Task objective
Restate the entries word for word, omitting nothing.

A run of records:
————
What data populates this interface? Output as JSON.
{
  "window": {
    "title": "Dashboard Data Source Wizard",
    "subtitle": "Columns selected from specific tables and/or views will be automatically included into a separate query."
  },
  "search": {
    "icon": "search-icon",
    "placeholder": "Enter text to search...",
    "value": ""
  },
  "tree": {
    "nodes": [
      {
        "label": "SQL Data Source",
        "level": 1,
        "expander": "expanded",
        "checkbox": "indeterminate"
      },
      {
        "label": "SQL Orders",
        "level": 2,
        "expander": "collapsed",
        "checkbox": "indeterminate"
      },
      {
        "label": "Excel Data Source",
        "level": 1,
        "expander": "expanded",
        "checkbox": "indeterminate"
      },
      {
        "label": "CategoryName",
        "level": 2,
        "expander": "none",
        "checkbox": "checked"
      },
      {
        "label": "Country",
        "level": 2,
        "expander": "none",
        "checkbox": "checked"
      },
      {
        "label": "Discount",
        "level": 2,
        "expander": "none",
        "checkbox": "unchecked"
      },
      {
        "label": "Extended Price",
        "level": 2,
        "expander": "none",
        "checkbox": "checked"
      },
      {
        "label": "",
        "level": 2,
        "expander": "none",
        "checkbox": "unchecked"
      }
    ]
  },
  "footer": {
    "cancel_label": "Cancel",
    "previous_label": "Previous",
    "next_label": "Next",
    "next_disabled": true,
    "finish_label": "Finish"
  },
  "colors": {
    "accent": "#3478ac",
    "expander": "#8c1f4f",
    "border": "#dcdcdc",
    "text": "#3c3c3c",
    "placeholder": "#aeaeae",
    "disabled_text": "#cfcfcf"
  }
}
————
Solution below
What data populates this interface? Output as JSON.
{
  "window": {
    "title": "Dashboard Data Source Wizard",
    "subtitle": "Columns selected from specific tables and/or views will be automatically included into a separate query."
  },
  "search": {
    "icon": "search-icon",
    "placeholder": "Enter text to search...",
    "value": ""
  },
  "tree": {
    "nodes": [
      {
        "label": "SQL Data Source",
        "level": 1,
        "expander": "expanded",
        "checkbox": "indeterminate"
      },
      {
        "label": "SQL Orders",
        "level": 2,
        "expander": "collapsed",
        "checkbox": "indeterminate"
      },
      {
        "label": "Excel Data Source",
        "level": 1,
        "expander": "expanded",
        "checkbox": "indeterminate"
      },
      {
        "label": "CategoryName",
        "level": 2,
        "expander": "none",
        "checkbox": "checked"
      },
      {
        "label": "Country",
        "level": 2,
        "expander": "none",
        "checkbox": "checked"
      },
      {
        "label": "Discount",
        "level": 2,
        "expander": "none",
        "checkbox": "unchecked"
      },
      {
        "label": "Extended Price",
        "level": 2,
        "expander": "none",
        "checkbox": "checked"
      },
      {
        "label": "",
        "level": 2,
        "expander": "none",
        "checkbox": "unchecked"
      }
    ]
  },
  "footer": {
    "cancel_label": "Cancel",
    "previous_label": "Previous",
    "next_label": "Next",
    "next_disabled": true,
    "finish_label": "Finish"
  },
  "colors": {
    "accent": "#3478ac",
    "expander": "#8c1f4f",
    "border": "#dcdcdc",
    "text": "#3c3c3c",
    "placeholder": "#aeaeae",
    "disabled_text": "#cfcfcf"
  }
}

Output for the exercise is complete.